- [CHALLENGE]:
Without the pictures, return each record as it appears.

- [LISTED ENTRIES]:
——————————

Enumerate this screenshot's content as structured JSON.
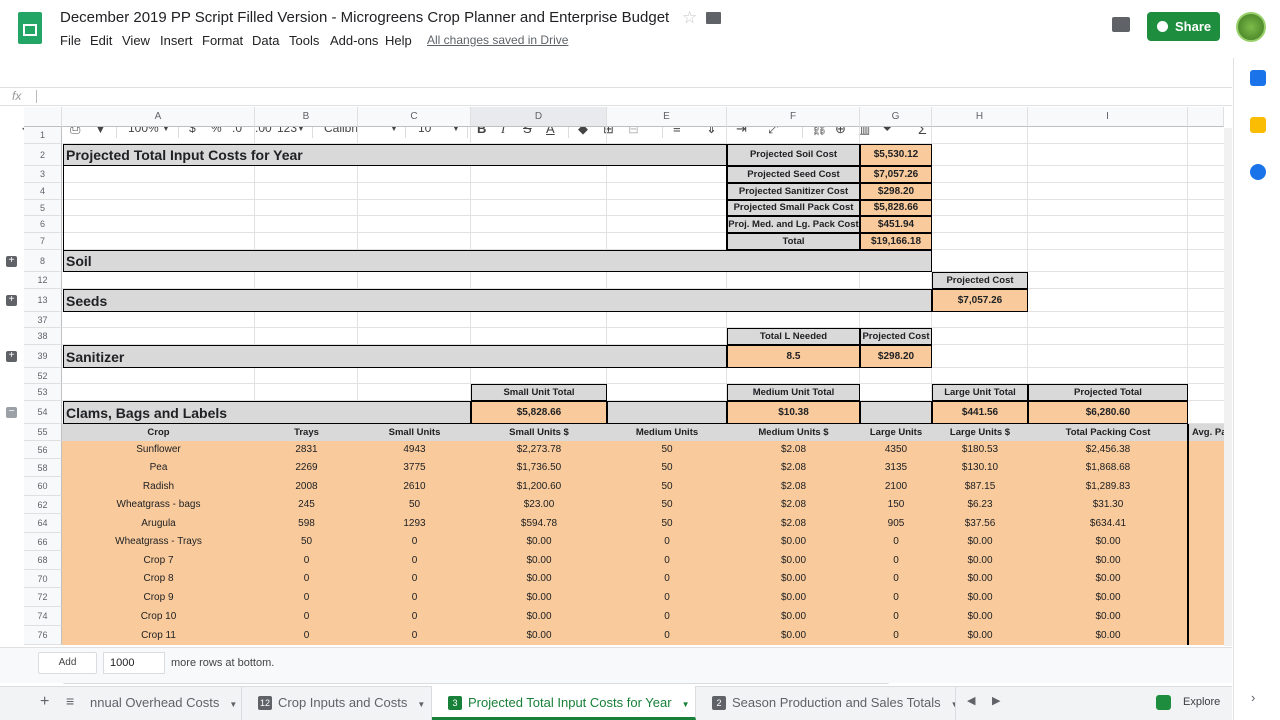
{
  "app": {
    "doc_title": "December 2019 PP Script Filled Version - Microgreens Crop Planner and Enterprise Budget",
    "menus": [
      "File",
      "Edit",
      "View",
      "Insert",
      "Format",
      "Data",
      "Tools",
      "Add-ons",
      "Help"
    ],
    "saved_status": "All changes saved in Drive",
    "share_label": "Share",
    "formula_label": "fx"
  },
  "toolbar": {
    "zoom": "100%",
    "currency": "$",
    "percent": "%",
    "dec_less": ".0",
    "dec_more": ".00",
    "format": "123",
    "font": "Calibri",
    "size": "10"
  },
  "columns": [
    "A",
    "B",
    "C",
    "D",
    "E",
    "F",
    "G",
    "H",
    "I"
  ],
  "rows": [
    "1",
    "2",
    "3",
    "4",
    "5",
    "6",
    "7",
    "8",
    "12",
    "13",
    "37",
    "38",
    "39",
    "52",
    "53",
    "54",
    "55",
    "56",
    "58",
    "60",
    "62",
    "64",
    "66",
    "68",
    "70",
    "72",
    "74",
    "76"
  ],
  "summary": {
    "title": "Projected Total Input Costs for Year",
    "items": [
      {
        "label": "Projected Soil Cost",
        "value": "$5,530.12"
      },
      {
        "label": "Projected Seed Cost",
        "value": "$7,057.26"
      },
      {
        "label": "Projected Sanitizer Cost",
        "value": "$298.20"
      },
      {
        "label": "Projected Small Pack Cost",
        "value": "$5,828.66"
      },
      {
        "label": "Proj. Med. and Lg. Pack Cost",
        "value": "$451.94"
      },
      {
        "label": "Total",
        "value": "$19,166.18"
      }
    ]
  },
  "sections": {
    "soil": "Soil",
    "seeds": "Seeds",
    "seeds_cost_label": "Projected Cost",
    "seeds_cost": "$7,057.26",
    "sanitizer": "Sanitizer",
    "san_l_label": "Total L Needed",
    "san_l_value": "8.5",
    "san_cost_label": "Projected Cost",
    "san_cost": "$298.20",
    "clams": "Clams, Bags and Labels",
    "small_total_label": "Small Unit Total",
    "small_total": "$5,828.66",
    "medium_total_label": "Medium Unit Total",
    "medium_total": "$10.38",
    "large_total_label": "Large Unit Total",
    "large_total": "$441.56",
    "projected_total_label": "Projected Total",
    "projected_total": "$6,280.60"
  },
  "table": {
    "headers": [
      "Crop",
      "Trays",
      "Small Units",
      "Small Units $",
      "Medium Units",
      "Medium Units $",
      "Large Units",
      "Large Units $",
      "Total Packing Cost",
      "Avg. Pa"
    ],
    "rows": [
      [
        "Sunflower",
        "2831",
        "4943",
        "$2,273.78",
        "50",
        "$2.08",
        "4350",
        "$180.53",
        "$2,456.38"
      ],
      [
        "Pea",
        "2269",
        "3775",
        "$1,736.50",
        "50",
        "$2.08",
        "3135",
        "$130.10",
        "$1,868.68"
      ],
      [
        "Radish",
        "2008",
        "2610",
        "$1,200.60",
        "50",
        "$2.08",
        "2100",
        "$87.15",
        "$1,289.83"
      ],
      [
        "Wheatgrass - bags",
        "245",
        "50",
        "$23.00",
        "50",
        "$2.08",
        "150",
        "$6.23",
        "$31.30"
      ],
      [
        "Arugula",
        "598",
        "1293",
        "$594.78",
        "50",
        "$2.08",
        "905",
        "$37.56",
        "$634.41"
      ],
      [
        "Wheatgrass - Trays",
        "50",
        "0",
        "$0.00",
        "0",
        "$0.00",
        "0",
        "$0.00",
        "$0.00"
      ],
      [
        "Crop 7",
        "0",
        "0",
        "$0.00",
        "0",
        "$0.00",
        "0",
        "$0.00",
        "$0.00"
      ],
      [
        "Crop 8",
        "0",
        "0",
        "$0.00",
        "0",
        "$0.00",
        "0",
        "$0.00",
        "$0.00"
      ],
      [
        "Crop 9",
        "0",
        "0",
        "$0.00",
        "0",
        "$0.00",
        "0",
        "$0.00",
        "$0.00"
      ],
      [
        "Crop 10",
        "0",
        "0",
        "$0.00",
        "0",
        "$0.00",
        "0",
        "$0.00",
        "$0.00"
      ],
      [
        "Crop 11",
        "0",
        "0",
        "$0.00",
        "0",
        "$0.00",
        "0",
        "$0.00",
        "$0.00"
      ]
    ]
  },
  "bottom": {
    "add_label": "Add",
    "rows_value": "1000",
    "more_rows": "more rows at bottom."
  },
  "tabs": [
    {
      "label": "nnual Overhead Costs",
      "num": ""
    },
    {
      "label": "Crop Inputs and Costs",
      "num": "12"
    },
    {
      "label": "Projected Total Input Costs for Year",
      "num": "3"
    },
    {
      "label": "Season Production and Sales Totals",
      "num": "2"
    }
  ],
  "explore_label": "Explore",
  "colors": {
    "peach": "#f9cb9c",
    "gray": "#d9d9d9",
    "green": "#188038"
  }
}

——————————

- [FINAL RESULT]:
Enumerate this screenshot's content as structured JSON.
{
  "app": {
    "doc_title": "December 2019 PP Script Filled Version - Microgreens Crop Planner and Enterprise Budget",
    "menus": [
      "File",
      "Edit",
      "View",
      "Insert",
      "Format",
      "Data",
      "Tools",
      "Add-ons",
      "Help"
    ],
    "saved_status": "All changes saved in Drive",
    "share_label": "Share",
    "formula_label": "fx"
  },
  "toolbar": {
    "zoom": "100%",
    "currency": "$",
    "percent": "%",
    "dec_less": ".0",
    "dec_more": ".00",
    "format": "123",
    "font": "Calibri",
    "size": "10"
  },
  "columns": [
    "A",
    "B",
    "C",
    "D",
    "E",
    "F",
    "G",
    "H",
    "I"
  ],
  "rows": [
    "1",
    "2",
    "3",
    "4",
    "5",
    "6",
    "7",
    "8",
    "12",
    "13",
    "37",
    "38",
    "39",
    "52",
    "53",
    "54",
    "55",
    "56",
    "58",
    "60",
    "62",
    "64",
    "66",
    "68",
    "70",
    "72",
    "74",
    "76"
  ],
  "summary": {
    "title": "Projected Total Input Costs for Year",
    "items": [
      {
        "label": "Projected Soil Cost",
        "value": "$5,530.12"
      },
      {
        "label": "Projected Seed Cost",
        "value": "$7,057.26"
      },
      {
        "label": "Projected Sanitizer Cost",
        "value": "$298.20"
      },
      {
        "label": "Projected Small Pack Cost",
        "value": "$5,828.66"
      },
      {
        "label": "Proj. Med. and Lg. Pack Cost",
        "value": "$451.94"
      },
      {
        "label": "Total",
        "value": "$19,166.18"
      }
    ]
  },
  "sections": {
    "soil": "Soil",
    "seeds": "Seeds",
    "seeds_cost_label": "Projected Cost",
    "seeds_cost": "$7,057.26",
    "sanitizer": "Sanitizer",
    "san_l_label": "Total L Needed",
    "san_l_value": "8.5",
    "san_cost_label": "Projected Cost",
    "san_cost": "$298.20",
    "clams": "Clams, Bags and Labels",
    "small_total_label": "Small Unit Total",
    "small_total": "$5,828.66",
    "medium_total_label": "Medium Unit Total",
    "medium_total": "$10.38",
    "large_total_label": "Large Unit Total",
    "large_total": "$441.56",
    "projected_total_label": "Projected Total",
    "projected_total": "$6,280.60"
  },
  "table": {
    "headers": [
      "Crop",
      "Trays",
      "Small Units",
      "Small Units $",
      "Medium Units",
      "Medium Units $",
      "Large Units",
      "Large Units $",
      "Total Packing Cost",
      "Avg. Pa"
    ],
    "rows": [
      [
        "Sunflower",
        "2831",
        "4943",
        "$2,273.78",
        "50",
        "$2.08",
        "4350",
        "$180.53",
        "$2,456.38"
      ],
      [
        "Pea",
        "2269",
        "3775",
        "$1,736.50",
        "50",
        "$2.08",
        "3135",
        "$130.10",
        "$1,868.68"
      ],
      [
        "Radish",
        "2008",
        "2610",
        "$1,200.60",
        "50",
        "$2.08",
        "2100",
        "$87.15",
        "$1,289.83"
      ],
      [
        "Wheatgrass - bags",
        "245",
        "50",
        "$23.00",
        "50",
        "$2.08",
        "150",
        "$6.23",
        "$31.30"
      ],
      [
        "Arugula",
        "598",
        "1293",
        "$594.78",
        "50",
        "$2.08",
        "905",
        "$37.56",
        "$634.41"
      ],
      [
        "Wheatgrass - Trays",
        "50",
        "0",
        "$0.00",
        "0",
        "$0.00",
        "0",
        "$0.00",
        "$0.00"
      ],
      [
        "Crop 7",
        "0",
        "0",
        "$0.00",
        "0",
        "$0.00",
        "0",
        "$0.00",
        "$0.00"
      ],
      [
        "Crop 8",
        "0",
        "0",
        "$0.00",
        "0",
        "$0.00",
        "0",
        "$0.00",
        "$0.00"
      ],
      [
        "Crop 9",
        "0",
        "0",
        "$0.00",
        "0",
        "$0.00",
        "0",
        "$0.00",
        "$0.00"
      ],
      [
        "Crop 10",
        "0",
        "0",
        "$0.00",
        "0",
        "$0.00",
        "0",
        "$0.00",
        "$0.00"
      ],
      [
        "Crop 11",
        "0",
        "0",
        "$0.00",
        "0",
        "$0.00",
        "0",
        "$0.00",
        "$0.00"
      ]
    ]
  },
  "bottom": {
    "add_label": "Add",
    "rows_value": "1000",
    "more_rows": "more rows at bottom."
  },
  "tabs": [
    {
      "label": "nnual Overhead Costs",
      "num": ""
    },
    {
      "label": "Crop Inputs and Costs",
      "num": "12"
    },
    {
      "label": "Projected Total Input Costs for Year",
      "num": "3"
    },
    {
      "label": "Season Production and Sales Totals",
      "num": "2"
    }
  ],
  "explore_label": "Explore",
  "colors": {
    "peach": "#f9cb9c",
    "gray": "#d9d9d9",
    "green": "#188038"
  }
}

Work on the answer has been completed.